From the line containing "Give me a plain-text" to the last line of the data below, copy everything exactly and nothing else; pictures stay out.

+--

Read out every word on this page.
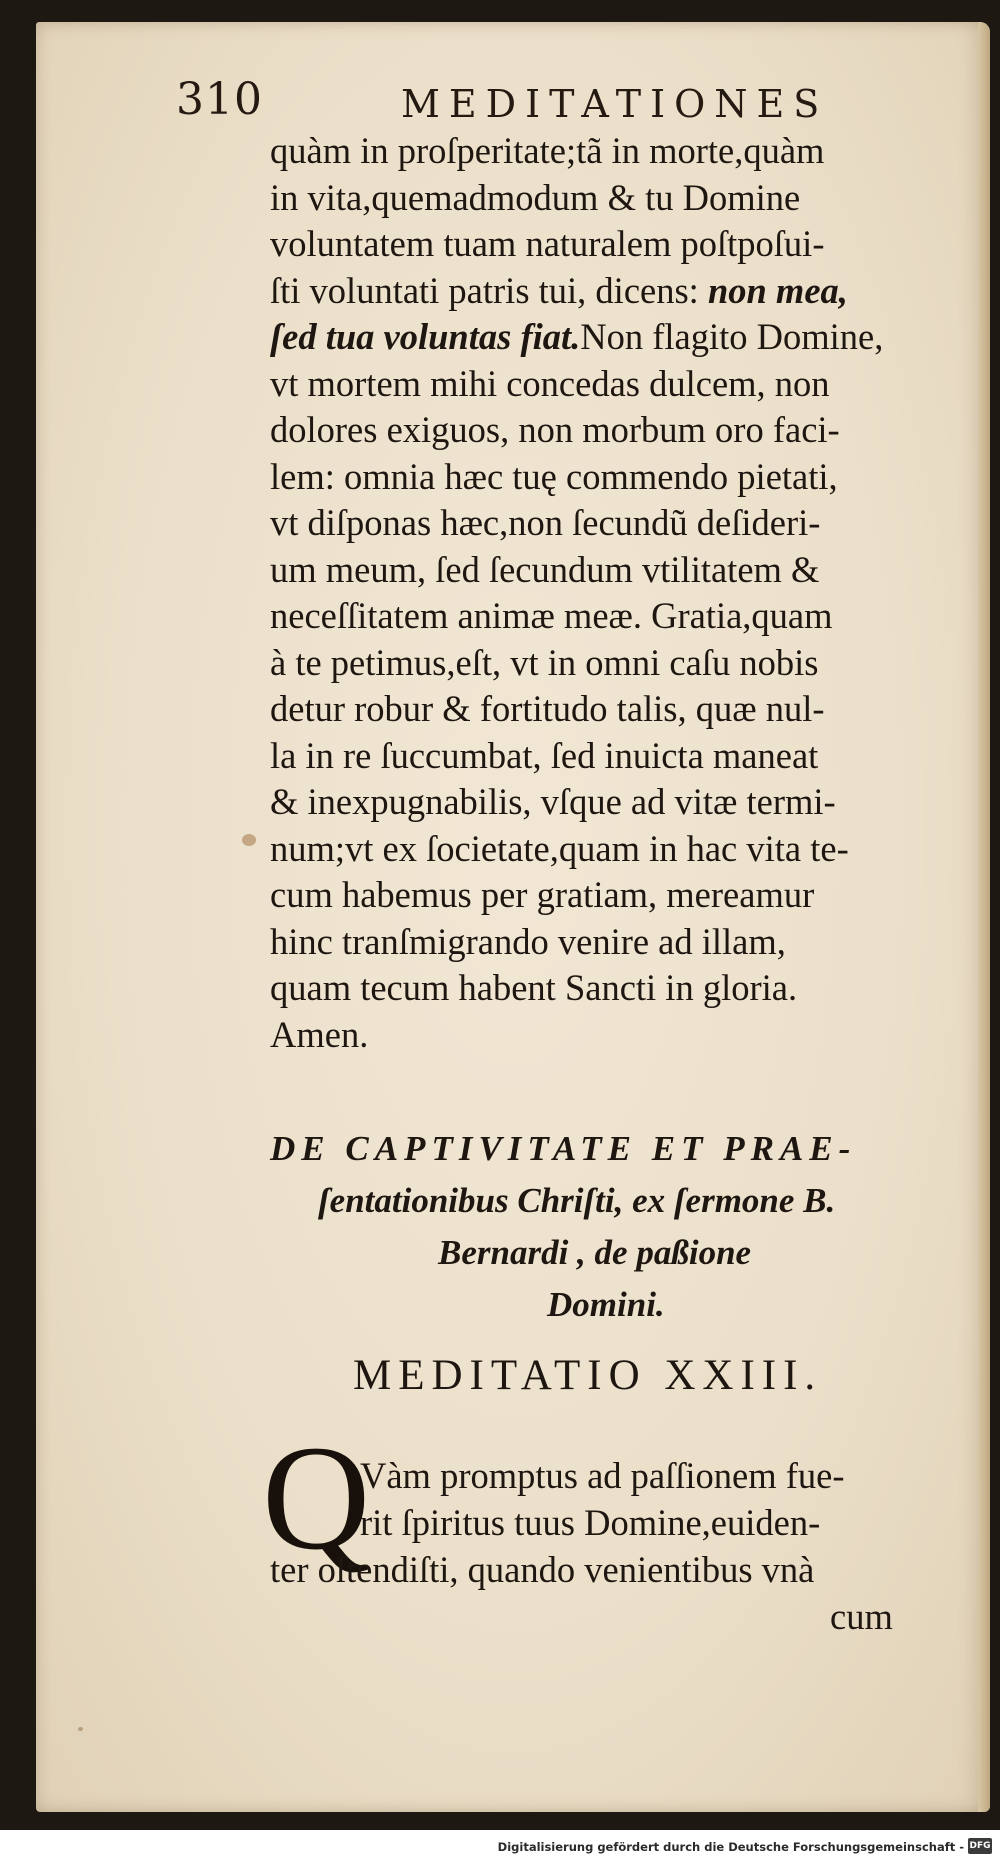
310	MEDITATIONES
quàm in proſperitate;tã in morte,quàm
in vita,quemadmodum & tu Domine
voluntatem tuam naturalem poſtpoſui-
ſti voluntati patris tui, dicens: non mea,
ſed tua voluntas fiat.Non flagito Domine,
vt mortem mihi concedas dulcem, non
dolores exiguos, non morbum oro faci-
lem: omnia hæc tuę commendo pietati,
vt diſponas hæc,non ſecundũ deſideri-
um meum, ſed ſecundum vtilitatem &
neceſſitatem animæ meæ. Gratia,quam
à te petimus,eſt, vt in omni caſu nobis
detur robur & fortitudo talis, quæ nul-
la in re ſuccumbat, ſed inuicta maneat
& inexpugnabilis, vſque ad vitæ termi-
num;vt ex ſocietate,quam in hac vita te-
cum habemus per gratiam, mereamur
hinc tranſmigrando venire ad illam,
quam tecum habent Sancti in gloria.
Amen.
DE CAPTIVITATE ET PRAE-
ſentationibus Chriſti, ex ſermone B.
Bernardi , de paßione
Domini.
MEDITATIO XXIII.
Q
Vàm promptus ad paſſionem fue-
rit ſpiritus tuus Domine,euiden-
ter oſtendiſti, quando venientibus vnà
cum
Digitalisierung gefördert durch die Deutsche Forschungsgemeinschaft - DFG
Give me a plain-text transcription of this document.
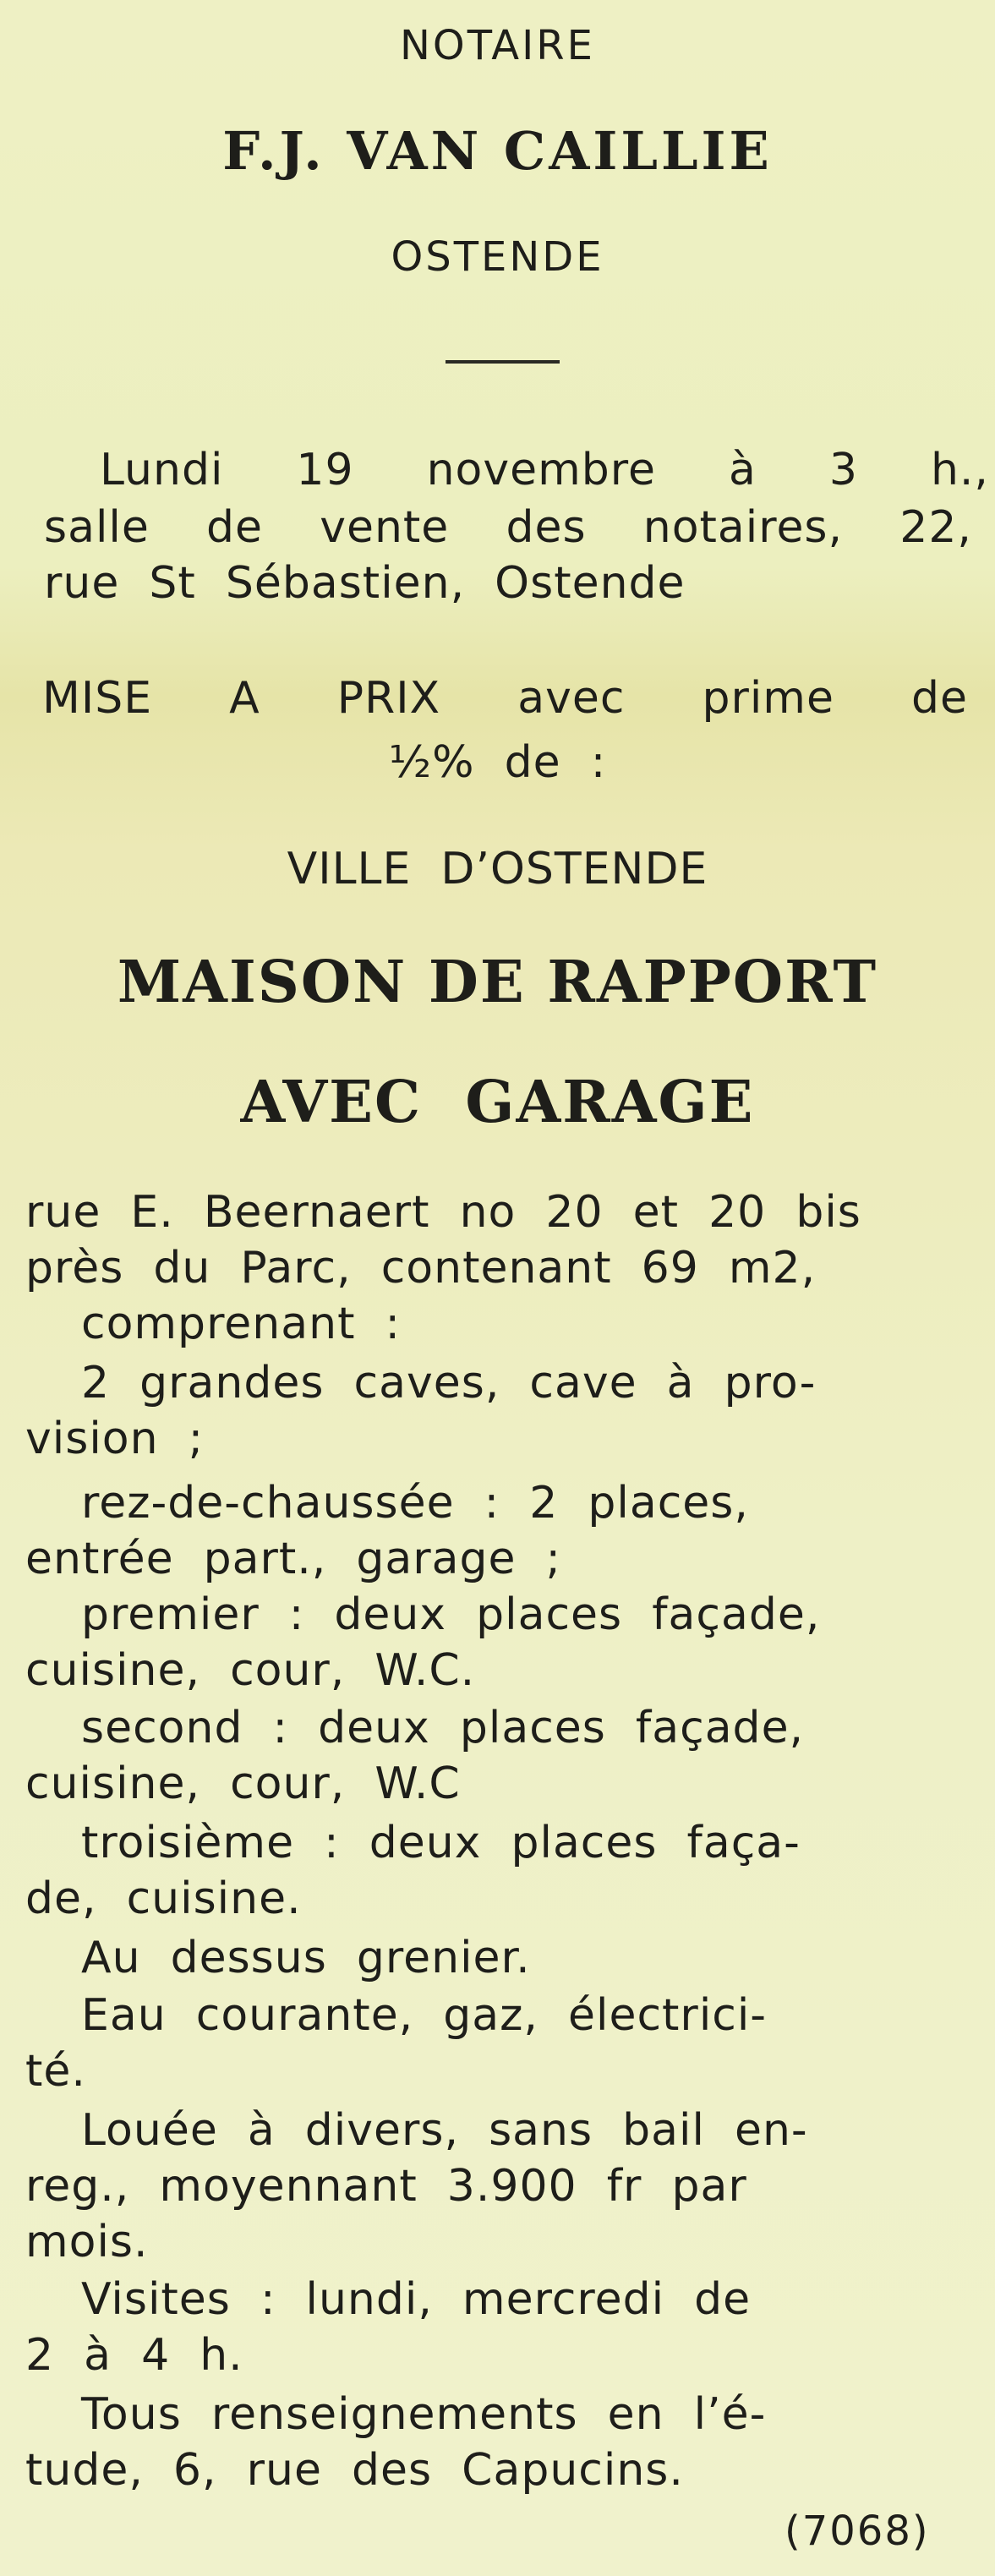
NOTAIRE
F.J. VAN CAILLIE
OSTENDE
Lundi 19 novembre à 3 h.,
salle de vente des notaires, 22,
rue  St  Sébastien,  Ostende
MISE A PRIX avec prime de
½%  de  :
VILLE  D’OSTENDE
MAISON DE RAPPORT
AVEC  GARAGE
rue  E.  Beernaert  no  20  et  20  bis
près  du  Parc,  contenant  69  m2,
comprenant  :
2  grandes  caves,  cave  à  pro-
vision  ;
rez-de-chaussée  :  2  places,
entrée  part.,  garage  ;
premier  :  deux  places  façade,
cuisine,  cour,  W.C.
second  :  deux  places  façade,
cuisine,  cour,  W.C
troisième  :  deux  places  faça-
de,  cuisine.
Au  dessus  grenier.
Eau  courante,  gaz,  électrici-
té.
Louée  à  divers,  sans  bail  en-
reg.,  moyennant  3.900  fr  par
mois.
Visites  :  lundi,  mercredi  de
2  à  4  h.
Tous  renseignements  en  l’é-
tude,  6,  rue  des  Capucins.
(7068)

+--

- [Correct result]:
Give me a plain-text transcription of this document.
NOTAIRE
F.J. VAN CAILLIE
OSTENDE
Lundi 19 novembre à 3 h.,
salle de vente des notaires, 22,
rue  St  Sébastien,  Ostende
MISE A PRIX avec prime de
½%  de  :
VILLE  D’OSTENDE
MAISON DE RAPPORT
AVEC  GARAGE
rue  E.  Beernaert  no  20  et  20  bis
près  du  Parc,  contenant  69  m2,
comprenant  :
2  grandes  caves,  cave  à  pro-
vision  ;
rez-de-chaussée  :  2  places,
entrée  part.,  garage  ;
premier  :  deux  places  façade,
cuisine,  cour,  W.C.
second  :  deux  places  façade,
cuisine,  cour,  W.C
troisième  :  deux  places  faça-
de,  cuisine.
Au  dessus  grenier.
Eau  courante,  gaz,  électrici-
té.
Louée  à  divers,  sans  bail  en-
reg.,  moyennant  3.900  fr  par
mois.
Visites  :  lundi,  mercredi  de
2  à  4  h.
Tous  renseignements  en  l’é-
tude,  6,  rue  des  Capucins.
(7068)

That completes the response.